• _TASK TO CARRY OUT_: Repeat all the records exactly, omitting pictures.

• _GIVEN INFORMATION_:
Begin

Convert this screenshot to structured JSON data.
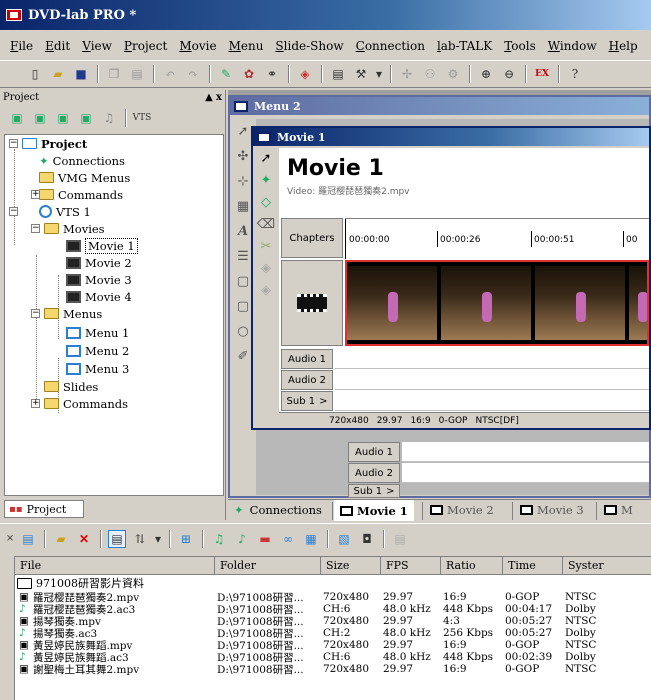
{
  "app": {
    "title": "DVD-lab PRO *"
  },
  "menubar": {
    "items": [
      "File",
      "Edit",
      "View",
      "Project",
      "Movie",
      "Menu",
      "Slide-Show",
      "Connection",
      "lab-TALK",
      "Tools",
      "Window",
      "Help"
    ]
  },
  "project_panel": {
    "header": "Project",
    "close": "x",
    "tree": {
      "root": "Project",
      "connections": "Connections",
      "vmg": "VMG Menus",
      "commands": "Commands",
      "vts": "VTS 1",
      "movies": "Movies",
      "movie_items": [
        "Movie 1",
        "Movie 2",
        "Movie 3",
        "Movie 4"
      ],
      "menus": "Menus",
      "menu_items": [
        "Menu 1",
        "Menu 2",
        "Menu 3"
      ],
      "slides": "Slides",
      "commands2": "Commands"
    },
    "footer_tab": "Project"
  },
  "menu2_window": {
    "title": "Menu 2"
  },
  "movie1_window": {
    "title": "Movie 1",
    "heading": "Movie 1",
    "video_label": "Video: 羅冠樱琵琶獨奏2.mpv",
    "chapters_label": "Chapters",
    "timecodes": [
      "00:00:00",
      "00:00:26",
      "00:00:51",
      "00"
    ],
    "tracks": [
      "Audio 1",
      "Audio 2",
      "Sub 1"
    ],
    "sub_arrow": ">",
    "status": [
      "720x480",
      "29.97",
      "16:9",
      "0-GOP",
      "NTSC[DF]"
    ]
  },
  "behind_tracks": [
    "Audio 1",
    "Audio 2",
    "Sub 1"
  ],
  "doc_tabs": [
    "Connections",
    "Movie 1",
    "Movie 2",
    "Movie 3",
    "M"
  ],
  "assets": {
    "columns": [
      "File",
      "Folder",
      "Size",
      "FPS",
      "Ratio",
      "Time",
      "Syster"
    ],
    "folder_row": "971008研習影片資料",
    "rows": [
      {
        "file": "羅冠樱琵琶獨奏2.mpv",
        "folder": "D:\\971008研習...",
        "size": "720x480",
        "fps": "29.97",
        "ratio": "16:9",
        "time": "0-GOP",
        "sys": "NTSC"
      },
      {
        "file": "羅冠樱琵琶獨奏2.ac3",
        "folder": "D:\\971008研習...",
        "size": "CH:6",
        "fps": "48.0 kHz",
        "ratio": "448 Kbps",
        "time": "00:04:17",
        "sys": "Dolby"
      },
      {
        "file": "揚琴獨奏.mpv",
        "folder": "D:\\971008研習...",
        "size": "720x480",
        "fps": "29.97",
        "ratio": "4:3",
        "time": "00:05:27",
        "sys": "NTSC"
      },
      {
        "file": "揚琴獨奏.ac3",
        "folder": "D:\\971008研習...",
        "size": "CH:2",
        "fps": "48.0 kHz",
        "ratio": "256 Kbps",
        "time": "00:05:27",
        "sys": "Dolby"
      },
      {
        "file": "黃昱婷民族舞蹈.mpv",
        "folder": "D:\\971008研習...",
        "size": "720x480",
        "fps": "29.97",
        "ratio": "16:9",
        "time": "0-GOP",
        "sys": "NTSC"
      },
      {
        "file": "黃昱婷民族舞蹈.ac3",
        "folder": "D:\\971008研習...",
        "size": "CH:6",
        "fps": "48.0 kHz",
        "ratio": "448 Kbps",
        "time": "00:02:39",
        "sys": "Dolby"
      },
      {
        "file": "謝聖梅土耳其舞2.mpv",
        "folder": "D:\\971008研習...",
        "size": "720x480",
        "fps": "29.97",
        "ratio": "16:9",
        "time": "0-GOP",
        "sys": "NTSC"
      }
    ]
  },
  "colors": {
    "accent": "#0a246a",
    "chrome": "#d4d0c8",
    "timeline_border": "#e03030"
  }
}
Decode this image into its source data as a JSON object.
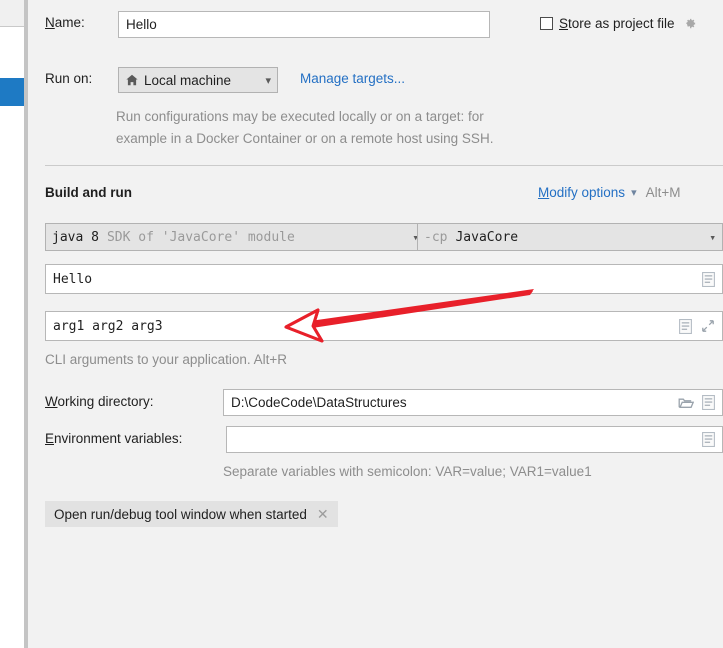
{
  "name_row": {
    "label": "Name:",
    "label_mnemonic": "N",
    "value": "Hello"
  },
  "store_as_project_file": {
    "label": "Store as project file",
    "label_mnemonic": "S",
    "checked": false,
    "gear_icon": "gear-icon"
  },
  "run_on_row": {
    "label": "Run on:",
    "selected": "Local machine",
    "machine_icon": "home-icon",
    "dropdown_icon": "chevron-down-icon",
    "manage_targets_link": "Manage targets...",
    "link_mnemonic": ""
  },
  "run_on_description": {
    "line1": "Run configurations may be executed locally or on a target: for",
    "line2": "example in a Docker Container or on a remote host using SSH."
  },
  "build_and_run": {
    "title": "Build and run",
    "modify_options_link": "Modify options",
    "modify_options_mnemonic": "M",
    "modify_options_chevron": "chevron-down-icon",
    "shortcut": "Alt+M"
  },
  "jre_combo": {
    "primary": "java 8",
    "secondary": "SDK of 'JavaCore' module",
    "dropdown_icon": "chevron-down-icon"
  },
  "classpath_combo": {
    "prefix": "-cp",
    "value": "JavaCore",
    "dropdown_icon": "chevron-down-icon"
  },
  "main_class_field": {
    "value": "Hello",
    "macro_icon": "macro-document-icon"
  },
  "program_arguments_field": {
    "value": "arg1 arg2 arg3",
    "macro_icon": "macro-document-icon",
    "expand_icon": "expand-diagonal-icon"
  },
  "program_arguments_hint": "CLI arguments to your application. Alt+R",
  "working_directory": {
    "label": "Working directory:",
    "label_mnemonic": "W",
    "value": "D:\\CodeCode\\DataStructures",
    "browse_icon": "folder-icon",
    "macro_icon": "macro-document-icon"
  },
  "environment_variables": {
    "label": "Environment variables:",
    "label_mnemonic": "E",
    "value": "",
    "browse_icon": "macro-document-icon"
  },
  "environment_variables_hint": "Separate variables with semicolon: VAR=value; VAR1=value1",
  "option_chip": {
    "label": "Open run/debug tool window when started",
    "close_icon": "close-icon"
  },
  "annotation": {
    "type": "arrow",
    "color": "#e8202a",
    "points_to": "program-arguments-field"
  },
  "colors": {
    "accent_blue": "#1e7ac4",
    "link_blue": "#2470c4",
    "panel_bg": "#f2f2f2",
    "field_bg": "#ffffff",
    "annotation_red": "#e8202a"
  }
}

End

• _FULL ANSWER_:
Convert this screenshot to structured JSON data.
{
  "app": {
    "title": "DVD-lab PRO *"
  },
  "menubar": {
    "items": [
      "File",
      "Edit",
      "View",
      "Project",
      "Movie",
      "Menu",
      "Slide-Show",
      "Connection",
      "lab-TALK",
      "Tools",
      "Window",
      "Help"
    ]
  },
  "project_panel": {
    "header": "Project",
    "close": "x",
    "tree": {
      "root": "Project",
      "connections": "Connections",
      "vmg": "VMG Menus",
      "commands": "Commands",
      "vts": "VTS 1",
      "movies": "Movies",
      "movie_items": [
        "Movie 1",
        "Movie 2",
        "Movie 3",
        "Movie 4"
      ],
      "menus": "Menus",
      "menu_items": [
        "Menu 1",
        "Menu 2",
        "Menu 3"
      ],
      "slides": "Slides",
      "commands2": "Commands"
    },
    "footer_tab": "Project"
  },
  "menu2_window": {
    "title": "Menu 2"
  },
  "movie1_window": {
    "title": "Movie 1",
    "heading": "Movie 1",
    "video_label": "Video: 羅冠樱琵琶獨奏2.mpv",
    "chapters_label": "Chapters",
    "timecodes": [
      "00:00:00",
      "00:00:26",
      "00:00:51",
      "00"
    ],
    "tracks": [
      "Audio 1",
      "Audio 2",
      "Sub 1"
    ],
    "sub_arrow": ">",
    "status": [
      "720x480",
      "29.97",
      "16:9",
      "0-GOP",
      "NTSC[DF]"
    ]
  },
  "behind_tracks": [
    "Audio 1",
    "Audio 2",
    "Sub 1"
  ],
  "doc_tabs": [
    "Connections",
    "Movie 1",
    "Movie 2",
    "Movie 3",
    "M"
  ],
  "assets": {
    "columns": [
      "File",
      "Folder",
      "Size",
      "FPS",
      "Ratio",
      "Time",
      "Syster"
    ],
    "folder_row": "971008研習影片資料",
    "rows": [
      {
        "file": "羅冠樱琵琶獨奏2.mpv",
        "folder": "D:\\971008研習...",
        "size": "720x480",
        "fps": "29.97",
        "ratio": "16:9",
        "time": "0-GOP",
        "sys": "NTSC"
      },
      {
        "file": "羅冠樱琵琶獨奏2.ac3",
        "folder": "D:\\971008研習...",
        "size": "CH:6",
        "fps": "48.0 kHz",
        "ratio": "448 Kbps",
        "time": "00:04:17",
        "sys": "Dolby"
      },
      {
        "file": "揚琴獨奏.mpv",
        "folder": "D:\\971008研習...",
        "size": "720x480",
        "fps": "29.97",
        "ratio": "4:3",
        "time": "00:05:27",
        "sys": "NTSC"
      },
      {
        "file": "揚琴獨奏.ac3",
        "folder": "D:\\971008研習...",
        "size": "CH:2",
        "fps": "48.0 kHz",
        "ratio": "256 Kbps",
        "time": "00:05:27",
        "sys": "Dolby"
      },
      {
        "file": "黃昱婷民族舞蹈.mpv",
        "folder": "D:\\971008研習...",
        "size": "720x480",
        "fps": "29.97",
        "ratio": "16:9",
        "time": "0-GOP",
        "sys": "NTSC"
      },
      {
        "file": "黃昱婷民族舞蹈.ac3",
        "folder": "D:\\971008研習...",
        "size": "CH:6",
        "fps": "48.0 kHz",
        "ratio": "448 Kbps",
        "time": "00:02:39",
        "sys": "Dolby"
      },
      {
        "file": "謝聖梅土耳其舞2.mpv",
        "folder": "D:\\971008研習...",
        "size": "720x480",
        "fps": "29.97",
        "ratio": "16:9",
        "time": "0-GOP",
        "sys": "NTSC"
      }
    ]
  },
  "colors": {
    "accent": "#0a246a",
    "chrome": "#d4d0c8",
    "timeline_border": "#e03030"
  }
}
Decode this image into its source data as a JSON object.
{
  "name_row": {
    "label": "Name:",
    "label_mnemonic": "N",
    "value": "Hello"
  },
  "store_as_project_file": {
    "label": "Store as project file",
    "label_mnemonic": "S",
    "checked": false,
    "gear_icon": "gear-icon"
  },
  "run_on_row": {
    "label": "Run on:",
    "selected": "Local machine",
    "machine_icon": "home-icon",
    "dropdown_icon": "chevron-down-icon",
    "manage_targets_link": "Manage targets...",
    "link_mnemonic": ""
  },
  "run_on_description": {
    "line1": "Run configurations may be executed locally or on a target: for",
    "line2": "example in a Docker Container or on a remote host using SSH."
  },
  "build_and_run": {
    "title": "Build and run",
    "modify_options_link": "Modify options",
    "modify_options_mnemonic": "M",
    "modify_options_chevron": "chevron-down-icon",
    "shortcut": "Alt+M"
  },
  "jre_combo": {
    "primary": "java 8",
    "secondary": "SDK of 'JavaCore' module",
    "dropdown_icon": "chevron-down-icon"
  },
  "classpath_combo": {
    "prefix": "-cp",
    "value": "JavaCore",
    "dropdown_icon": "chevron-down-icon"
  },
  "main_class_field": {
    "value": "Hello",
    "macro_icon": "macro-document-icon"
  },
  "program_arguments_field": {
    "value": "arg1 arg2 arg3",
    "macro_icon": "macro-document-icon",
    "expand_icon": "expand-diagonal-icon"
  },
  "program_arguments_hint": "CLI arguments to your application. Alt+R",
  "working_directory": {
    "label": "Working directory:",
    "label_mnemonic": "W",
    "value": "D:\\CodeCode\\DataStructures",
    "browse_icon": "folder-icon",
    "macro_icon": "macro-document-icon"
  },
  "environment_variables": {
    "label": "Environment variables:",
    "label_mnemonic": "E",
    "value": "",
    "browse_icon": "macro-document-icon"
  },
  "environment_variables_hint": "Separate variables with semicolon: VAR=value; VAR1=value1",
  "option_chip": {
    "label": "Open run/debug tool window when started",
    "close_icon": "close-icon"
  },
  "annotation": {
    "type": "arrow",
    "color": "#e8202a",
    "points_to": "program-arguments-field"
  },
  "colors": {
    "accent_blue": "#1e7ac4",
    "link_blue": "#2470c4",
    "panel_bg": "#f2f2f2",
    "field_bg": "#ffffff",
    "annotation_red": "#e8202a"
  }
}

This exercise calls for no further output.